**Written task:** Print every record below exactly as written.

**Exercise inputs:**
____
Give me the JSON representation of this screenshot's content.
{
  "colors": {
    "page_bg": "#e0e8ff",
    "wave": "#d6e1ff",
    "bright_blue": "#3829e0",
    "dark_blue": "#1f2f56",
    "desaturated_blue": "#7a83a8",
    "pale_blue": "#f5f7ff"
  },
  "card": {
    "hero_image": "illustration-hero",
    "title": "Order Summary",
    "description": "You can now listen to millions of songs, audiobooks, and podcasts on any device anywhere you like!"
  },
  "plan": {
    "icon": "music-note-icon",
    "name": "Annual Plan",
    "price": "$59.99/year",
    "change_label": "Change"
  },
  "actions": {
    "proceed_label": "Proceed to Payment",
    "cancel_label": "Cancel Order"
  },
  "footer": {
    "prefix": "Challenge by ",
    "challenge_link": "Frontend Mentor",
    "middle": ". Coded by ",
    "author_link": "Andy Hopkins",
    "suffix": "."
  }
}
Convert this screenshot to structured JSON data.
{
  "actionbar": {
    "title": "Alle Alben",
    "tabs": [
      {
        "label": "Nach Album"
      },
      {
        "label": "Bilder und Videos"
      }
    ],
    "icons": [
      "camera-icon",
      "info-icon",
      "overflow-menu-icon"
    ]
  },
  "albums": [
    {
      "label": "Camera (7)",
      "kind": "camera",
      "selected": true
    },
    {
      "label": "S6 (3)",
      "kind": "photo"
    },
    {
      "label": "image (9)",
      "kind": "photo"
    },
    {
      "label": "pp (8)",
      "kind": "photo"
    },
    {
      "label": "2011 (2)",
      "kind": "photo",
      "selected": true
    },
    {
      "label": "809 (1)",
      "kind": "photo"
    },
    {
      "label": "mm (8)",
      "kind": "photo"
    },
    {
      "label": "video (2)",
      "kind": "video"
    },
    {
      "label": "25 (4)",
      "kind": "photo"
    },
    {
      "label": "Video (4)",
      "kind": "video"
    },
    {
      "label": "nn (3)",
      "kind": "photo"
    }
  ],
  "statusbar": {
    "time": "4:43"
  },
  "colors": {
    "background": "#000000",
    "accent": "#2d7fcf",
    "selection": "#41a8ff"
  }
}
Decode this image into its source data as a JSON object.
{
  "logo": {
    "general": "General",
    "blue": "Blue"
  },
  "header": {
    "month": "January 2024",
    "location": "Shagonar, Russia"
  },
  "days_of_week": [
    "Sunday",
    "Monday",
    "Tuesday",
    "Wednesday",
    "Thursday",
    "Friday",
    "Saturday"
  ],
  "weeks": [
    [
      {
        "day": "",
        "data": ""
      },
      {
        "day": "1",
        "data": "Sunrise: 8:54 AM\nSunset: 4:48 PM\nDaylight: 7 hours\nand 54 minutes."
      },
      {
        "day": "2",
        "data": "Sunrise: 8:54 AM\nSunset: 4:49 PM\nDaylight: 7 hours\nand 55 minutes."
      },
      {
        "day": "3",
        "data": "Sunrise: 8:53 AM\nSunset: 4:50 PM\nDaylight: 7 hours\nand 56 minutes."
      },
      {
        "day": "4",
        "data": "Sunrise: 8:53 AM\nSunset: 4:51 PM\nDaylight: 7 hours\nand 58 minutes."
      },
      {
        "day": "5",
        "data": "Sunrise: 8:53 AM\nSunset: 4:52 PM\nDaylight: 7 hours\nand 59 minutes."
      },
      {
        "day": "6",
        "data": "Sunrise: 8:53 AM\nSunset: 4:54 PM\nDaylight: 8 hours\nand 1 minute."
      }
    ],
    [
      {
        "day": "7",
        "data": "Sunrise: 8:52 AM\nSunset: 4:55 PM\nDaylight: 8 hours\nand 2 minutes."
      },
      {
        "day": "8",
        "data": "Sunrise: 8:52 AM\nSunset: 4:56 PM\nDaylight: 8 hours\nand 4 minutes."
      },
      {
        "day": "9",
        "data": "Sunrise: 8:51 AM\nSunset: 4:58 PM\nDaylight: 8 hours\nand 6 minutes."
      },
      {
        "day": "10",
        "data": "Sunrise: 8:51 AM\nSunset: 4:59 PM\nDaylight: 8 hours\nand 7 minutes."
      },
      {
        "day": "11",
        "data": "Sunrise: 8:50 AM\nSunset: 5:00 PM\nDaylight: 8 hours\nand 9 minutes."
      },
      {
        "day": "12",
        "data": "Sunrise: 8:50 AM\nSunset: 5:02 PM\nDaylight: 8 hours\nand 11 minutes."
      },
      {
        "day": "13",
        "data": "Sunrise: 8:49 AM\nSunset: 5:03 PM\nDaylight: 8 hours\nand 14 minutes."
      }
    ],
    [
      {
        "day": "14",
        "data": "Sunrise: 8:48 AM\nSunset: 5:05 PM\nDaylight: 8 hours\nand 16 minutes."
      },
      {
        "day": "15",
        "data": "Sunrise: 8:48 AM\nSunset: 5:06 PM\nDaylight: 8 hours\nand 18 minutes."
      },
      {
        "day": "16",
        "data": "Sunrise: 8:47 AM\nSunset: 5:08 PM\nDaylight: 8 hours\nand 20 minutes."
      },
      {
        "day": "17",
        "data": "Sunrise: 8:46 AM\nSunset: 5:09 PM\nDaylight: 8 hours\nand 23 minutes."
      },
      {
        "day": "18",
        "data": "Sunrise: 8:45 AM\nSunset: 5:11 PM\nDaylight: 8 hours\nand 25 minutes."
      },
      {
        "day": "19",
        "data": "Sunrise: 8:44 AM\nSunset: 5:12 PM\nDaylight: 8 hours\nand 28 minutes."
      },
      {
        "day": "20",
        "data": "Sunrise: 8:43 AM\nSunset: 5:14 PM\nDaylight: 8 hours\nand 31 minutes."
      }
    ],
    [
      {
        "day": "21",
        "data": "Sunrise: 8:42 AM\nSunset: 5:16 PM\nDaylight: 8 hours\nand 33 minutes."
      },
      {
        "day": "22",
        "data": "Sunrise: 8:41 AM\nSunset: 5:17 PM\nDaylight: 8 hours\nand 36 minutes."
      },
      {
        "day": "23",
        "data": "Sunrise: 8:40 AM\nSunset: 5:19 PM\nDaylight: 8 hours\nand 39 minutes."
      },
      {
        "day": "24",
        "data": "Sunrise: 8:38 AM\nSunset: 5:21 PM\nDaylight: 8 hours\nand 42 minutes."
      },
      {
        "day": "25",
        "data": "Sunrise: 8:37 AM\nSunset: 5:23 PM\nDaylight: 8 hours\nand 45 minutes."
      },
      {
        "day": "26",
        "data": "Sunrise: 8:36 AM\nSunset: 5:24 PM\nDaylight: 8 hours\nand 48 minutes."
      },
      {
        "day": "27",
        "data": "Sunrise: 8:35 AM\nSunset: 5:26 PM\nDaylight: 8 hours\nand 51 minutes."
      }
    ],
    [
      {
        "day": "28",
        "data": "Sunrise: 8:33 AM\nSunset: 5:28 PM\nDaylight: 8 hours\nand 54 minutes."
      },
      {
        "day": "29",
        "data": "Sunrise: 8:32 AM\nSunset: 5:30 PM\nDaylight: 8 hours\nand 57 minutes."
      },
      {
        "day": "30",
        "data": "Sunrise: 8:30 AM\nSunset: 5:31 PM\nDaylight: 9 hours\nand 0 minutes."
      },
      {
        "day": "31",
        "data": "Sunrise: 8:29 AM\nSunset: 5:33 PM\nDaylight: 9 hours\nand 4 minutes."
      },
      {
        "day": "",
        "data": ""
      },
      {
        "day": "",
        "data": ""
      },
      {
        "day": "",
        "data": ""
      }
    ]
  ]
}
____
**Answer to the exercise:**
Give me the JSON representation of this screenshot's content.
{
  "colors": {
    "page_bg": "#e0e8ff",
    "wave": "#d6e1ff",
    "bright_blue": "#3829e0",
    "dark_blue": "#1f2f56",
    "desaturated_blue": "#7a83a8",
    "pale_blue": "#f5f7ff"
  },
  "card": {
    "hero_image": "illustration-hero",
    "title": "Order Summary",
    "description": "You can now listen to millions of songs, audiobooks, and podcasts on any device anywhere you like!"
  },
  "plan": {
    "icon": "music-note-icon",
    "name": "Annual Plan",
    "price": "$59.99/year",
    "change_label": "Change"
  },
  "actions": {
    "proceed_label": "Proceed to Payment",
    "cancel_label": "Cancel Order"
  },
  "footer": {
    "prefix": "Challenge by ",
    "challenge_link": "Frontend Mentor",
    "middle": ". Coded by ",
    "author_link": "Andy Hopkins",
    "suffix": "."
  }
}
Convert this screenshot to structured JSON data.
{
  "actionbar": {
    "title": "Alle Alben",
    "tabs": [
      {
        "label": "Nach Album"
      },
      {
        "label": "Bilder und Videos"
      }
    ],
    "icons": [
      "camera-icon",
      "info-icon",
      "overflow-menu-icon"
    ]
  },
  "albums": [
    {
      "label": "Camera (7)",
      "kind": "camera",
      "selected": true
    },
    {
      "label": "S6 (3)",
      "kind": "photo"
    },
    {
      "label": "image (9)",
      "kind": "photo"
    },
    {
      "label": "pp (8)",
      "kind": "photo"
    },
    {
      "label": "2011 (2)",
      "kind": "photo",
      "selected": true
    },
    {
      "label": "809 (1)",
      "kind": "photo"
    },
    {
      "label": "mm (8)",
      "kind": "photo"
    },
    {
      "label": "video (2)",
      "kind": "video"
    },
    {
      "label": "25 (4)",
      "kind": "photo"
    },
    {
      "label": "Video (4)",
      "kind": "video"
    },
    {
      "label": "nn (3)",
      "kind": "photo"
    }
  ],
  "statusbar": {
    "time": "4:43"
  },
  "colors": {
    "background": "#000000",
    "accent": "#2d7fcf",
    "selection": "#41a8ff"
  }
}
Decode this image into its source data as a JSON object.
{
  "logo": {
    "general": "General",
    "blue": "Blue"
  },
  "header": {
    "month": "January 2024",
    "location": "Shagonar, Russia"
  },
  "days_of_week": [
    "Sunday",
    "Monday",
    "Tuesday",
    "Wednesday",
    "Thursday",
    "Friday",
    "Saturday"
  ],
  "weeks": [
    [
      {
        "day": "",
        "data": ""
      },
      {
        "day": "1",
        "data": "Sunrise: 8:54 AM\nSunset: 4:48 PM\nDaylight: 7 hours\nand 54 minutes."
      },
      {
        "day": "2",
        "data": "Sunrise: 8:54 AM\nSunset: 4:49 PM\nDaylight: 7 hours\nand 55 minutes."
      },
      {
        "day": "3",
        "data": "Sunrise: 8:53 AM\nSunset: 4:50 PM\nDaylight: 7 hours\nand 56 minutes."
      },
      {
        "day": "4",
        "data": "Sunrise: 8:53 AM\nSunset: 4:51 PM\nDaylight: 7 hours\nand 58 minutes."
      },
      {
        "day": "5",
        "data": "Sunrise: 8:53 AM\nSunset: 4:52 PM\nDaylight: 7 hours\nand 59 minutes."
      },
      {
        "day": "6",
        "data": "Sunrise: 8:53 AM\nSunset: 4:54 PM\nDaylight: 8 hours\nand 1 minute."
      }
    ],
    [
      {
        "day": "7",
        "data": "Sunrise: 8:52 AM\nSunset: 4:55 PM\nDaylight: 8 hours\nand 2 minutes."
      },
      {
        "day": "8",
        "data": "Sunrise: 8:52 AM\nSunset: 4:56 PM\nDaylight: 8 hours\nand 4 minutes."
      },
      {
        "day": "9",
        "data": "Sunrise: 8:51 AM\nSunset: 4:58 PM\nDaylight: 8 hours\nand 6 minutes."
      },
      {
        "day": "10",
        "data": "Sunrise: 8:51 AM\nSunset: 4:59 PM\nDaylight: 8 hours\nand 7 minutes."
      },
      {
        "day": "11",
        "data": "Sunrise: 8:50 AM\nSunset: 5:00 PM\nDaylight: 8 hours\nand 9 minutes."
      },
      {
        "day": "12",
        "data": "Sunrise: 8:50 AM\nSunset: 5:02 PM\nDaylight: 8 hours\nand 11 minutes."
      },
      {
        "day": "13",
        "data": "Sunrise: 8:49 AM\nSunset: 5:03 PM\nDaylight: 8 hours\nand 14 minutes."
      }
    ],
    [
      {
        "day": "14",
        "data": "Sunrise: 8:48 AM\nSunset: 5:05 PM\nDaylight: 8 hours\nand 16 minutes."
      },
      {
        "day": "15",
        "data": "Sunrise: 8:48 AM\nSunset: 5:06 PM\nDaylight: 8 hours\nand 18 minutes."
      },
      {
        "day": "16",
        "data": "Sunrise: 8:47 AM\nSunset: 5:08 PM\nDaylight: 8 hours\nand 20 minutes."
      },
      {
        "day": "17",
        "data": "Sunrise: 8:46 AM\nSunset: 5:09 PM\nDaylight: 8 hours\nand 23 minutes."
      },
      {
        "day": "18",
        "data": "Sunrise: 8:45 AM\nSunset: 5:11 PM\nDaylight: 8 hours\nand 25 minutes."
      },
      {
        "day": "19",
        "data": "Sunrise: 8:44 AM\nSunset: 5:12 PM\nDaylight: 8 hours\nand 28 minutes."
      },
      {
        "day": "20",
        "data": "Sunrise: 8:43 AM\nSunset: 5:14 PM\nDaylight: 8 hours\nand 31 minutes."
      }
    ],
    [
      {
        "day": "21",
        "data": "Sunrise: 8:42 AM\nSunset: 5:16 PM\nDaylight: 8 hours\nand 33 minutes."
      },
      {
        "day": "22",
        "data": "Sunrise: 8:41 AM\nSunset: 5:17 PM\nDaylight: 8 hours\nand 36 minutes."
      },
      {
        "day": "23",
        "data": "Sunrise: 8:40 AM\nSunset: 5:19 PM\nDaylight: 8 hours\nand 39 minutes."
      },
      {
        "day": "24",
        "data": "Sunrise: 8:38 AM\nSunset: 5:21 PM\nDaylight: 8 hours\nand 42 minutes."
      },
      {
        "day": "25",
        "data": "Sunrise: 8:37 AM\nSunset: 5:23 PM\nDaylight: 8 hours\nand 45 minutes."
      },
      {
        "day": "26",
        "data": "Sunrise: 8:36 AM\nSunset: 5:24 PM\nDaylight: 8 hours\nand 48 minutes."
      },
      {
        "day": "27",
        "data": "Sunrise: 8:35 AM\nSunset: 5:26 PM\nDaylight: 8 hours\nand 51 minutes."
      }
    ],
    [
      {
        "day": "28",
        "data": "Sunrise: 8:33 AM\nSunset: 5:28 PM\nDaylight: 8 hours\nand 54 minutes."
      },
      {
        "day": "29",
        "data": "Sunrise: 8:32 AM\nSunset: 5:30 PM\nDaylight: 8 hours\nand 57 minutes."
      },
      {
        "day": "30",
        "data": "Sunrise: 8:30 AM\nSunset: 5:31 PM\nDaylight: 9 hours\nand 0 minutes."
      },
      {
        "day": "31",
        "data": "Sunrise: 8:29 AM\nSunset: 5:33 PM\nDaylight: 9 hours\nand 4 minutes."
      },
      {
        "day": "",
        "data": ""
      },
      {
        "day": "",
        "data": ""
      },
      {
        "day": "",
        "data": ""
      }
    ]
  ]
}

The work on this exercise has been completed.